Task item
Run through the data and copy out every line that mentions the word "place".

(Document page text data)
▬▬▬
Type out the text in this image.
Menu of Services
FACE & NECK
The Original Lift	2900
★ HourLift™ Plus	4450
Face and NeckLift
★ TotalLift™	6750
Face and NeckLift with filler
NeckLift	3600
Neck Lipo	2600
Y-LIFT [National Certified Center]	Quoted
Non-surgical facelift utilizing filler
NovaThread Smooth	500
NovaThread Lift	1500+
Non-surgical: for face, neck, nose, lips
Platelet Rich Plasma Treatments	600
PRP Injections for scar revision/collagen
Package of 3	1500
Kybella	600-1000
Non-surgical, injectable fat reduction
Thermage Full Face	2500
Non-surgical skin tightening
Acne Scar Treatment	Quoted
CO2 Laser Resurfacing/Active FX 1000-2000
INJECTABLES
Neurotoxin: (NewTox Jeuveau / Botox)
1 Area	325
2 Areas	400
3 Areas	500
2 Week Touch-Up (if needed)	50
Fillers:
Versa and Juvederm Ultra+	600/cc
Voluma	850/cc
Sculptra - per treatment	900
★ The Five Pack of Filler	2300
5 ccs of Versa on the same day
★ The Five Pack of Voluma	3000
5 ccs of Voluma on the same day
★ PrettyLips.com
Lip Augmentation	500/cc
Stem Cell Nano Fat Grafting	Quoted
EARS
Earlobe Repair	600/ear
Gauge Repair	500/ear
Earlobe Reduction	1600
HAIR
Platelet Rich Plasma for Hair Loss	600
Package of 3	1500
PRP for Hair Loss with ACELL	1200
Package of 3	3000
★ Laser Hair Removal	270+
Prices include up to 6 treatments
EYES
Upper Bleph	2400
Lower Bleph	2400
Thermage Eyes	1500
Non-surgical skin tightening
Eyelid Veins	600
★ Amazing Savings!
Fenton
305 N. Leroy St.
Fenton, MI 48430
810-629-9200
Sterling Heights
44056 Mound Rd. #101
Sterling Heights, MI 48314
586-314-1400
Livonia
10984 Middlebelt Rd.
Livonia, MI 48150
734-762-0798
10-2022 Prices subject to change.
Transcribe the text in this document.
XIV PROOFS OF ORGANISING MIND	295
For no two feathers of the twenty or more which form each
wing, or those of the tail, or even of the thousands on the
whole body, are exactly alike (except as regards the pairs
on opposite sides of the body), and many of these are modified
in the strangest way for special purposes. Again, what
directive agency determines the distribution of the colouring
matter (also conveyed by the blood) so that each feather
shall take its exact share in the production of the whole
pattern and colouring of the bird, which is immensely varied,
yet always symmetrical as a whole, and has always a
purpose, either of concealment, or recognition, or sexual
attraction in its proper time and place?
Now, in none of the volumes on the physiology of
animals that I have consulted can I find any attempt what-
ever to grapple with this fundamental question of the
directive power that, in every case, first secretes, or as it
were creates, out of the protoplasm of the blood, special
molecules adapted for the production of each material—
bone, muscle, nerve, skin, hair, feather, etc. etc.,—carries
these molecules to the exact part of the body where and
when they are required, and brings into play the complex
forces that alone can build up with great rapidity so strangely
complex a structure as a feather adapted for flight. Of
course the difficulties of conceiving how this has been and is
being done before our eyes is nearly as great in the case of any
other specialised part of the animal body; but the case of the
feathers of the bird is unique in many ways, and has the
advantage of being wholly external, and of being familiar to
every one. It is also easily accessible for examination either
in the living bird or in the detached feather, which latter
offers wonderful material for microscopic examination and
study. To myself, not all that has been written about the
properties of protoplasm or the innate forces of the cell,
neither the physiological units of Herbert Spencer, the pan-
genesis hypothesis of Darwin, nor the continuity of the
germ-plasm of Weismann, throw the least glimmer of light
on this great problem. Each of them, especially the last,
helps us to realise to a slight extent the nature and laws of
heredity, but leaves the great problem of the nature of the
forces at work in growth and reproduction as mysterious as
▬▬▬
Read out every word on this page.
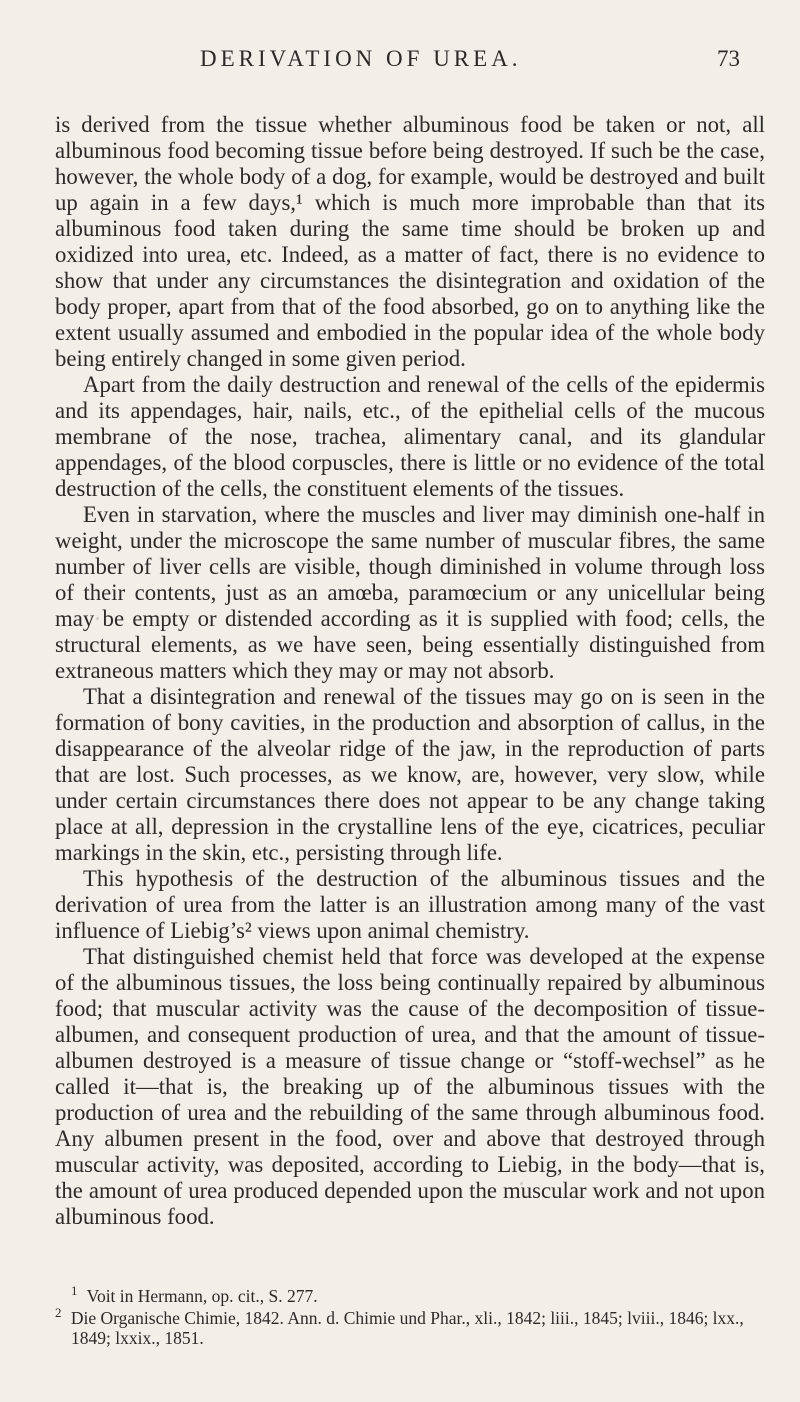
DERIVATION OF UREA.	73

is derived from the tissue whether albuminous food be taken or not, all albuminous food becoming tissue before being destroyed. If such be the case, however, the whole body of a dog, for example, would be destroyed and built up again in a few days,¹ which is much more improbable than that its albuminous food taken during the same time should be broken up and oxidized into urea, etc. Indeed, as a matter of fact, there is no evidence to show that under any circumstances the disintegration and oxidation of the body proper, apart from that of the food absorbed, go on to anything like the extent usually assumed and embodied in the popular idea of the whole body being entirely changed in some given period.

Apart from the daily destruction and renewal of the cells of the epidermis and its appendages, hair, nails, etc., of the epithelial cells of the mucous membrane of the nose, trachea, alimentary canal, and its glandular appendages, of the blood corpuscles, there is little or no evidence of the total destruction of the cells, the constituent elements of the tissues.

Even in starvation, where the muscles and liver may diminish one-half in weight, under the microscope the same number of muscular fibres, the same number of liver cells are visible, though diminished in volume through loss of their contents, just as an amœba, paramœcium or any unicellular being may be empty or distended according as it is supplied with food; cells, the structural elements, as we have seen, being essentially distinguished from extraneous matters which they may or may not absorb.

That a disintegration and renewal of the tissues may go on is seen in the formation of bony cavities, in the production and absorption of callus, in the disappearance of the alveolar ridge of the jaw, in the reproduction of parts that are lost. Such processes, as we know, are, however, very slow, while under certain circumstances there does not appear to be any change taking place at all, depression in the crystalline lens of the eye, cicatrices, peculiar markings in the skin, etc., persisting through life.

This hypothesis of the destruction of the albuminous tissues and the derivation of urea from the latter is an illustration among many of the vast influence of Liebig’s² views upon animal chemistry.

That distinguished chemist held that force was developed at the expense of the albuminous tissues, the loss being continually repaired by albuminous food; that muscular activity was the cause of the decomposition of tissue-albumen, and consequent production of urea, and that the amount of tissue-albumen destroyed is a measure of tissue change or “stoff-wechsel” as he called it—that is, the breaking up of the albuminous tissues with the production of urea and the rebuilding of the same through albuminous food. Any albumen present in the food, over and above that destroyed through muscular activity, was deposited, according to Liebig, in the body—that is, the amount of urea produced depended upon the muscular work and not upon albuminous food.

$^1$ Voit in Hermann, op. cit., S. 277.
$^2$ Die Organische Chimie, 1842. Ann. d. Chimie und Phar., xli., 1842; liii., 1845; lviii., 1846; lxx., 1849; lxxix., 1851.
▬▬▬
Result
attraction in its proper time and place?
That a disintegration and renewal of the tissues may go on is seen in the formation of bony cavities, in the production and absorption of callus, in the disappearance of the alveolar ridge of the jaw, in the reproduction of parts that are lost. Such processes, as we know, are, however, very slow, while under certain circumstances there does not appear to be any change taking place at all, depression in the crystalline lens of the eye, cicatrices, peculiar markings in the skin, etc., persisting through life.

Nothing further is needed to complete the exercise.